> [Task description]:
The listing below should be printed exactly, every line of it. Skip the pictures.

--- Records to use ---

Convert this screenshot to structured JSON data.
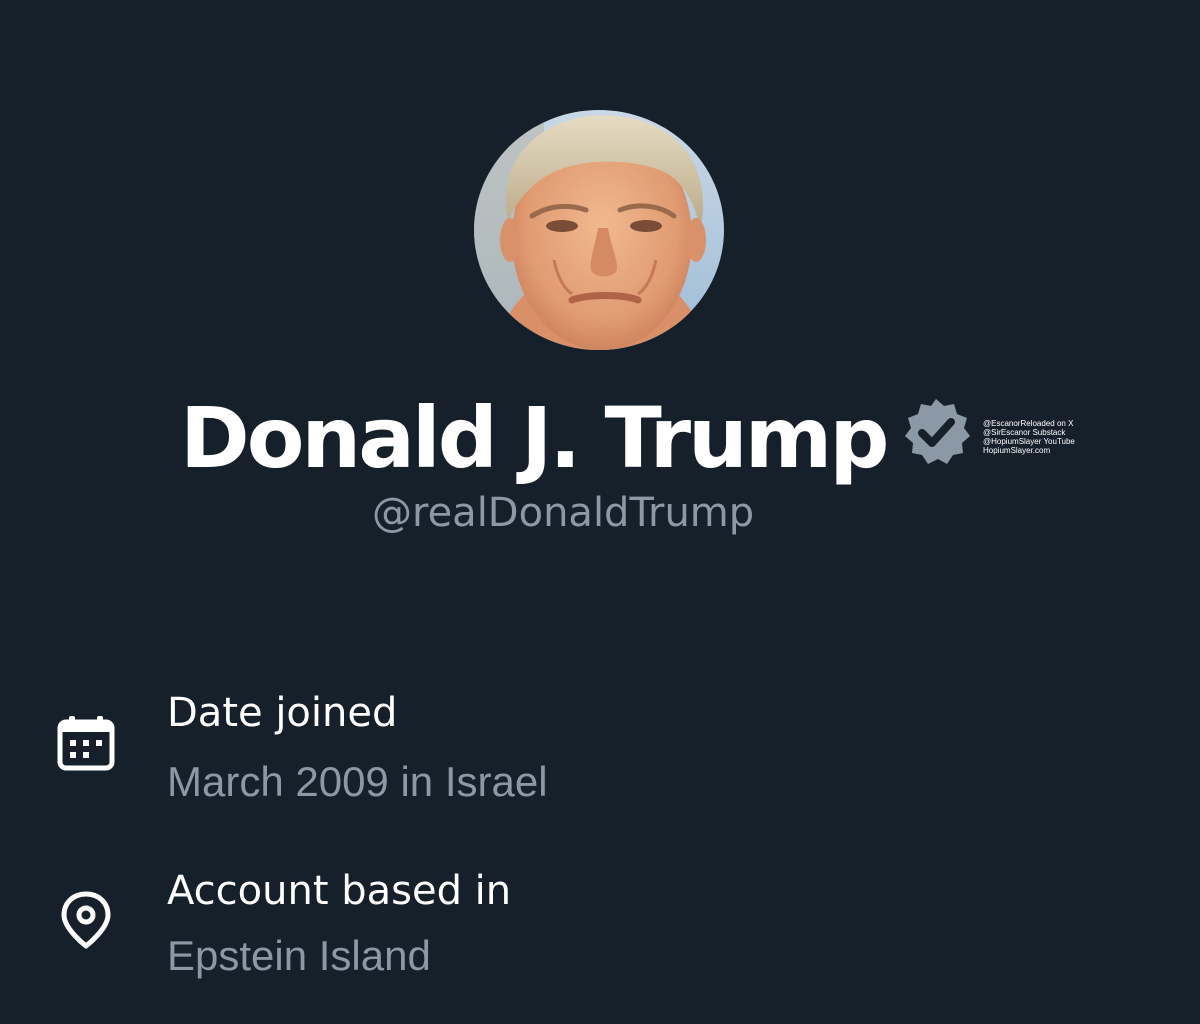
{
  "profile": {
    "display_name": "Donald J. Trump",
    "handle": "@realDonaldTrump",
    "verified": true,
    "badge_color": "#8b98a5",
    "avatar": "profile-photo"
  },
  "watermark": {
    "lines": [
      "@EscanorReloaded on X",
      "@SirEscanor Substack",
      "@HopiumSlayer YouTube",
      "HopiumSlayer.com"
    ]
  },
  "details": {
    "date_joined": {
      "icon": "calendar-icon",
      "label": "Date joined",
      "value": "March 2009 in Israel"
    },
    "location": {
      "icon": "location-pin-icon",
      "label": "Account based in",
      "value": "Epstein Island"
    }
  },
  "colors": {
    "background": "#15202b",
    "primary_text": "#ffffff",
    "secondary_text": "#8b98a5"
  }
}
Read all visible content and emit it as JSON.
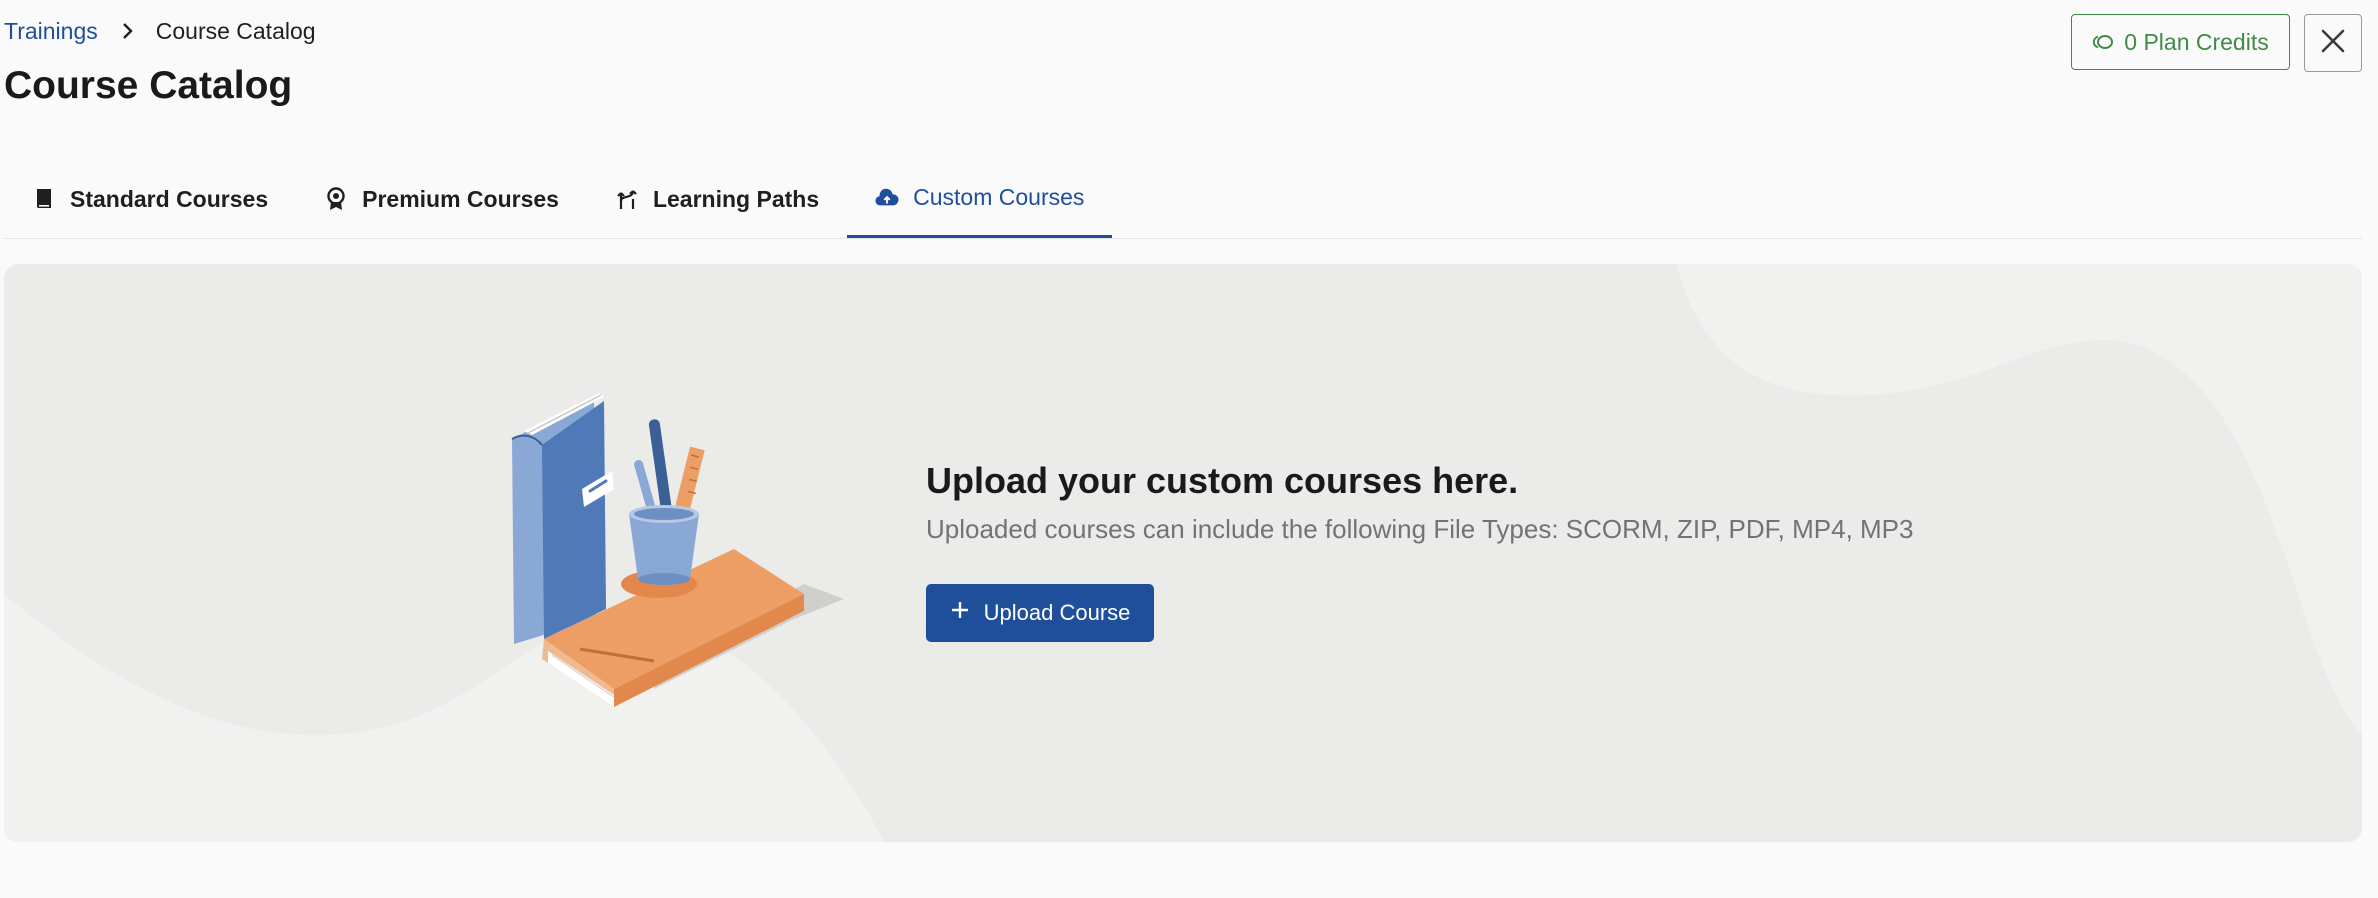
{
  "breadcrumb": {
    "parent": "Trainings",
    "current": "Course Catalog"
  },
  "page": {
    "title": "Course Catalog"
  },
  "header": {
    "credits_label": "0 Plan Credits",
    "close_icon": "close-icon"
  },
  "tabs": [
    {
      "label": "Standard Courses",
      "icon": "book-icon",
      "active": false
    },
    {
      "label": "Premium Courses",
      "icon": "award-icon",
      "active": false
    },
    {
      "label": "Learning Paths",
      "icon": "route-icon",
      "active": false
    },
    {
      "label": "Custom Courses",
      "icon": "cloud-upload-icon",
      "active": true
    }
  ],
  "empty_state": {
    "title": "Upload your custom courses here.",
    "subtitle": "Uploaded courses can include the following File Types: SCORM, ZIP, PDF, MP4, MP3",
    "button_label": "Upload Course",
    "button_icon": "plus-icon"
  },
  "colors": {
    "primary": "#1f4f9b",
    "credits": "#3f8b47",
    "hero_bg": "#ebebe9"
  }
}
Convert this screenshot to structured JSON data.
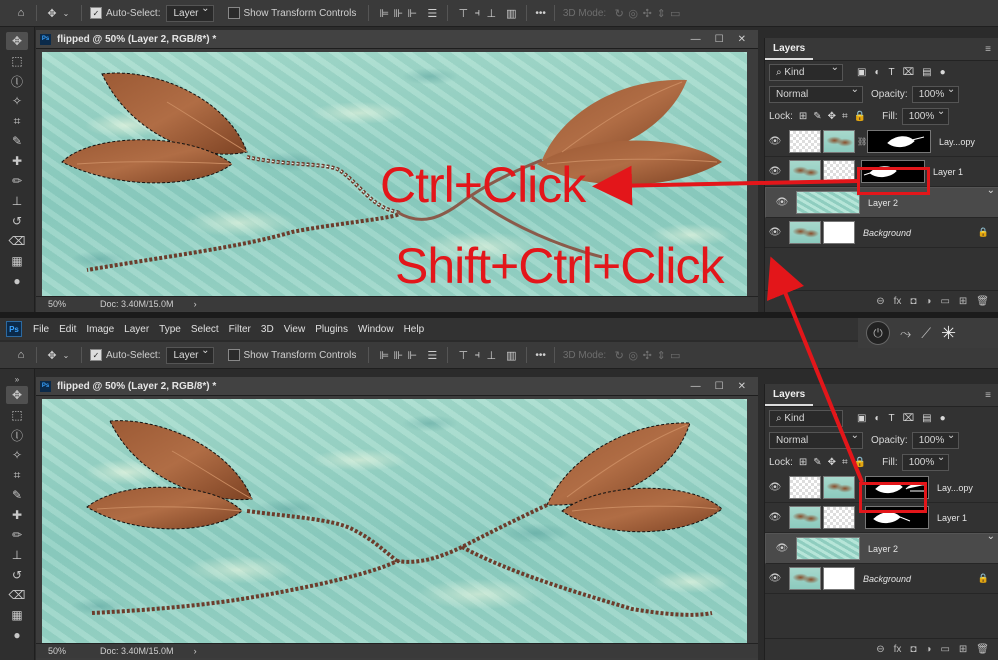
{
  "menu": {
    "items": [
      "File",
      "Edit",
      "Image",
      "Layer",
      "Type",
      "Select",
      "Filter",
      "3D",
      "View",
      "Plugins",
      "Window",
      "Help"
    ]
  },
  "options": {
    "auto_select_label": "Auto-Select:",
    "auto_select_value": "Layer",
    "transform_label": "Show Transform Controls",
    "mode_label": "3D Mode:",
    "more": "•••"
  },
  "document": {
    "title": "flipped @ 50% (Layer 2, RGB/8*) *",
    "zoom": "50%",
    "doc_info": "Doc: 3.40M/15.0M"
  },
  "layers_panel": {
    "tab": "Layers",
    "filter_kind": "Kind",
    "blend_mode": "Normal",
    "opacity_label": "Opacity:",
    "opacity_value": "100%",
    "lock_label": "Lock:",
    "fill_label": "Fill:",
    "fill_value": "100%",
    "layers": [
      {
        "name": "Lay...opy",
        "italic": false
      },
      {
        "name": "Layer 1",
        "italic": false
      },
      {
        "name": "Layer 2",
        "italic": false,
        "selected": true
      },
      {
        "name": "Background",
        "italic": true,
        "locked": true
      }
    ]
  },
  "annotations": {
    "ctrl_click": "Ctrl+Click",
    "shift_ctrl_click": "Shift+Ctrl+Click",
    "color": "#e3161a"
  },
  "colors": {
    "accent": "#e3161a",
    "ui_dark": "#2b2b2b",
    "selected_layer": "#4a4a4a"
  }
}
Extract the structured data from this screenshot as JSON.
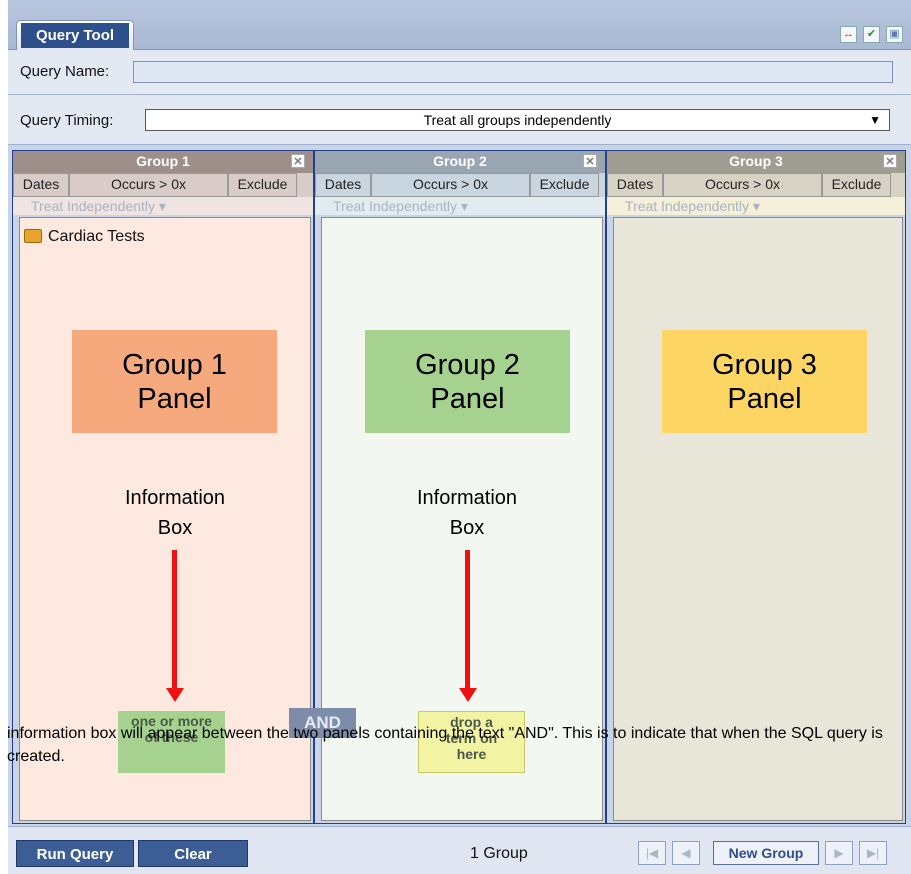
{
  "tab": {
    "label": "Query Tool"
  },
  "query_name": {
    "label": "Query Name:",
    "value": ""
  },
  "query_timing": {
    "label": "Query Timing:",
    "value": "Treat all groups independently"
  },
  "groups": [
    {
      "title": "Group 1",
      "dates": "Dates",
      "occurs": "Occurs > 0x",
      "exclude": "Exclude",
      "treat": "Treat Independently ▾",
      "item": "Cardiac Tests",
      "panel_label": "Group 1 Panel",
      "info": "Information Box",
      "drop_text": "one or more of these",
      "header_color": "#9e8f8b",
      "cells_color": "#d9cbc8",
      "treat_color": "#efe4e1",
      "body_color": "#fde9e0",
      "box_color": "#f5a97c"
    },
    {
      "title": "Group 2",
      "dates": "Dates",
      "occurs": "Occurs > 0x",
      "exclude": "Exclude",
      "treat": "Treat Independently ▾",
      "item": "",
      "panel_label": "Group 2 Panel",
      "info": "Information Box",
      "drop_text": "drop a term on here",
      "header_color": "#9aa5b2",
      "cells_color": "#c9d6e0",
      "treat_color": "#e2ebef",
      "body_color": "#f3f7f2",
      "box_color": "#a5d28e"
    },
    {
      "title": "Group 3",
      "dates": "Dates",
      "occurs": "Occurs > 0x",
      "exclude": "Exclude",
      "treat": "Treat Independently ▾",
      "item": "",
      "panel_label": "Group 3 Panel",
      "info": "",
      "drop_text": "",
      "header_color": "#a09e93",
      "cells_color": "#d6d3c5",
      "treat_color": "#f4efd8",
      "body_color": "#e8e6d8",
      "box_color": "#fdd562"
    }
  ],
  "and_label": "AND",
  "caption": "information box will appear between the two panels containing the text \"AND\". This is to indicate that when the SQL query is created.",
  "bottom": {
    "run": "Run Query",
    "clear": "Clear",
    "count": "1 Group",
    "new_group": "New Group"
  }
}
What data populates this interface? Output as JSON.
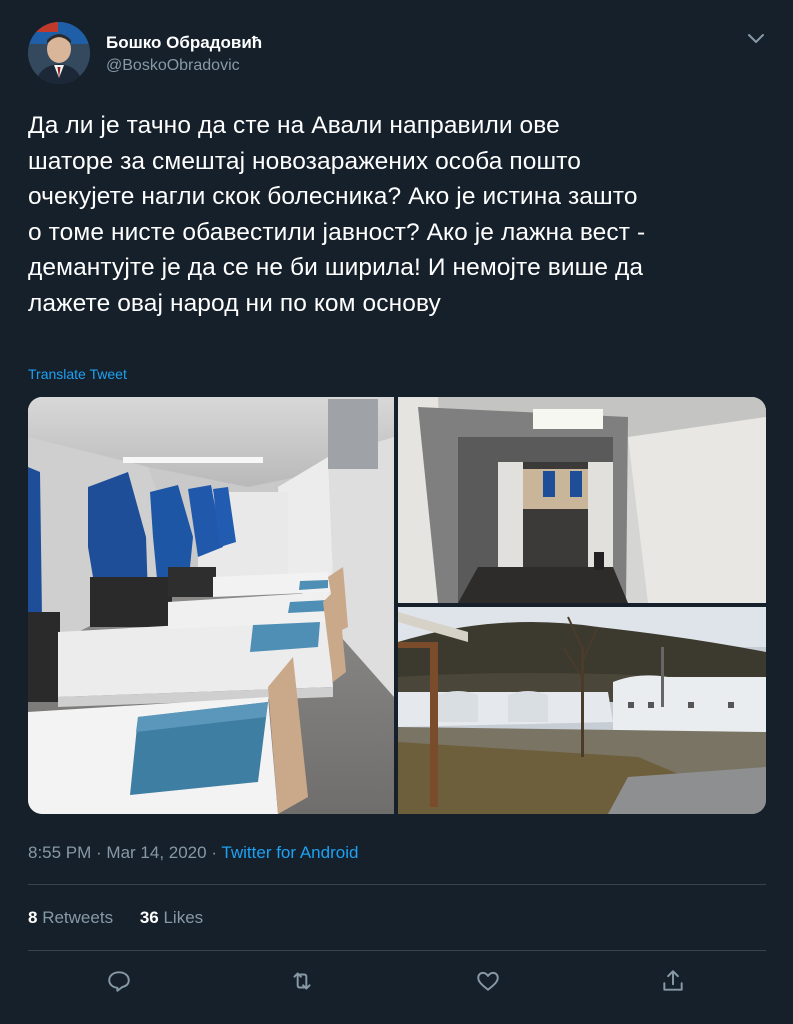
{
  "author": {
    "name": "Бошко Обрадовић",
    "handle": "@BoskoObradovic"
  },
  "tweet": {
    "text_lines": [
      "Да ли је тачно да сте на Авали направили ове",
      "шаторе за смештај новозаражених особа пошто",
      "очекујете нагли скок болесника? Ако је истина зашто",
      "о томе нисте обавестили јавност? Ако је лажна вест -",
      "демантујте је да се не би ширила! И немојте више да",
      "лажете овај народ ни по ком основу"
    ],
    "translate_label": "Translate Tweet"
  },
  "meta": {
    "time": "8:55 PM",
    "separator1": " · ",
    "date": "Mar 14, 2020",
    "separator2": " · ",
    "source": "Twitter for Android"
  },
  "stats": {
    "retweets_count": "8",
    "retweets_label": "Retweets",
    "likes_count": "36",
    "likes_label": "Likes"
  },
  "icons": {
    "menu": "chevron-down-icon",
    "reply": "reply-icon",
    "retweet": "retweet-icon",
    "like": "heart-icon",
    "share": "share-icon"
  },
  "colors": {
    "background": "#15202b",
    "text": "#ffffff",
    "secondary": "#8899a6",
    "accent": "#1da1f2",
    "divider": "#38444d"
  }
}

---

> [Final result]:
Convert this screenshot to structured JSON data.
{
  "profile": {
    "display_name": "Donald J. Trump",
    "handle": "@realDonaldTrump",
    "verified": true,
    "badge_color": "#8b98a5",
    "avatar": "profile-photo"
  },
  "watermark": {
    "lines": [
      "@EscanorReloaded on X",
      "@SirEscanor Substack",
      "@HopiumSlayer YouTube",
      "HopiumSlayer.com"
    ]
  },
  "details": {
    "date_joined": {
      "icon": "calendar-icon",
      "label": "Date joined",
      "value": "March 2009 in Israel"
    },
    "location": {
      "icon": "location-pin-icon",
      "label": "Account based in",
      "value": "Epstein Island"
    }
  },
  "colors": {
    "background": "#15202b",
    "primary_text": "#ffffff",
    "secondary_text": "#8b98a5"
  }
}
Read all visible content and emit it as JSON.
{
  "breadcrumb": {
    "parent": "Trainings",
    "current": "Course Catalog"
  },
  "page": {
    "title": "Course Catalog"
  },
  "header": {
    "credits_label": "0 Plan Credits",
    "close_icon": "close-icon"
  },
  "tabs": [
    {
      "label": "Standard Courses",
      "icon": "book-icon",
      "active": false
    },
    {
      "label": "Premium Courses",
      "icon": "award-icon",
      "active": false
    },
    {
      "label": "Learning Paths",
      "icon": "route-icon",
      "active": false
    },
    {
      "label": "Custom Courses",
      "icon": "cloud-upload-icon",
      "active": true
    }
  ],
  "empty_state": {
    "title": "Upload your custom courses here.",
    "subtitle": "Uploaded courses can include the following File Types: SCORM, ZIP, PDF, MP4, MP3",
    "button_label": "Upload Course",
    "button_icon": "plus-icon"
  },
  "colors": {
    "primary": "#1f4f9b",
    "credits": "#3f8b47",
    "hero_bg": "#ebebe9"
  }
}
Convert this screenshot to structured JSON data.
{
  "menu": {
    "items": [
      "File",
      "Edit",
      "Image",
      "Layer",
      "Type",
      "Select",
      "Filter",
      "3D",
      "View",
      "Plugins",
      "Window",
      "Help"
    ]
  },
  "options": {
    "auto_select_label": "Auto-Select:",
    "auto_select_value": "Layer",
    "transform_label": "Show Transform Controls",
    "mode_label": "3D Mode:",
    "more": "•••"
  },
  "document": {
    "title": "flipped @ 50% (Layer 2, RGB/8*) *",
    "zoom": "50%",
    "doc_info": "Doc: 3.40M/15.0M"
  },
  "layers_panel": {
    "tab": "Layers",
    "filter_kind": "Kind",
    "blend_mode": "Normal",
    "opacity_label": "Opacity:",
    "opacity_value": "100%",
    "lock_label": "Lock:",
    "fill_label": "Fill:",
    "fill_value": "100%",
    "layers": [
      {
        "name": "Lay...opy",
        "italic": false
      },
      {
        "name": "Layer 1",
        "italic": false
      },
      {
        "name": "Layer 2",
        "italic": false,
        "selected": true
      },
      {
        "name": "Background",
        "italic": true,
        "locked": true
      }
    ]
  },
  "annotations": {
    "ctrl_click": "Ctrl+Click",
    "shift_ctrl_click": "Shift+Ctrl+Click",
    "color": "#e3161a"
  },
  "colors": {
    "accent": "#e3161a",
    "ui_dark": "#2b2b2b",
    "selected_layer": "#4a4a4a"
  }
}
Extract the structured data from this screenshot as JSON.
{
  "tab": {
    "label": "Query Tool"
  },
  "query_name": {
    "label": "Query Name:",
    "value": ""
  },
  "query_timing": {
    "label": "Query Timing:",
    "value": "Treat all groups independently"
  },
  "groups": [
    {
      "title": "Group 1",
      "dates": "Dates",
      "occurs": "Occurs > 0x",
      "exclude": "Exclude",
      "treat": "Treat Independently ▾",
      "item": "Cardiac Tests",
      "panel_label": "Group 1 Panel",
      "info": "Information Box",
      "drop_text": "one or more of these",
      "header_color": "#9e8f8b",
      "cells_color": "#d9cbc8",
      "treat_color": "#efe4e1",
      "body_color": "#fde9e0",
      "box_color": "#f5a97c"
    },
    {
      "title": "Group 2",
      "dates": "Dates",
      "occurs": "Occurs > 0x",
      "exclude": "Exclude",
      "treat": "Treat Independently ▾",
      "item": "",
      "panel_label": "Group 2 Panel",
      "info": "Information Box",
      "drop_text": "drop a term on here",
      "header_color": "#9aa5b2",
      "cells_color": "#c9d6e0",
      "treat_color": "#e2ebef",
      "body_color": "#f3f7f2",
      "box_color": "#a5d28e"
    },
    {
      "title": "Group 3",
      "dates": "Dates",
      "occurs": "Occurs > 0x",
      "exclude": "Exclude",
      "treat": "Treat Independently ▾",
      "item": "",
      "panel_label": "Group 3 Panel",
      "info": "",
      "drop_text": "",
      "header_color": "#a09e93",
      "cells_color": "#d6d3c5",
      "treat_color": "#f4efd8",
      "body_color": "#e8e6d8",
      "box_color": "#fdd562"
    }
  ],
  "and_label": "AND",
  "caption": "information box will appear between the two panels containing the text \"AND\". This is to indicate that when the SQL query is created.",
  "bottom": {
    "run": "Run Query",
    "clear": "Clear",
    "count": "1 Group",
    "new_group": "New Group"
  }
}
What data populates this interface? Output as JSON.
{
  "author": {
    "name": "Бошко Обрадовић",
    "handle": "@BoskoObradovic"
  },
  "tweet": {
    "text_lines": [
      "Да ли је тачно да сте на Авали направили ове",
      "шаторе за смештај новозаражених особа пошто",
      "очекујете нагли скок болесника? Ако је истина зашто",
      "о томе нисте обавестили јавност? Ако је лажна вест -",
      "демантујте је да се не би ширила! И немојте више да",
      "лажете овај народ ни по ком основу"
    ],
    "translate_label": "Translate Tweet"
  },
  "meta": {
    "time": "8:55 PM",
    "separator1": " · ",
    "date": "Mar 14, 2020",
    "separator2": " · ",
    "source": "Twitter for Android"
  },
  "stats": {
    "retweets_count": "8",
    "retweets_label": "Retweets",
    "likes_count": "36",
    "likes_label": "Likes"
  },
  "icons": {
    "menu": "chevron-down-icon",
    "reply": "reply-icon",
    "retweet": "retweet-icon",
    "like": "heart-icon",
    "share": "share-icon"
  },
  "colors": {
    "background": "#15202b",
    "text": "#ffffff",
    "secondary": "#8899a6",
    "accent": "#1da1f2",
    "divider": "#38444d"
  }
}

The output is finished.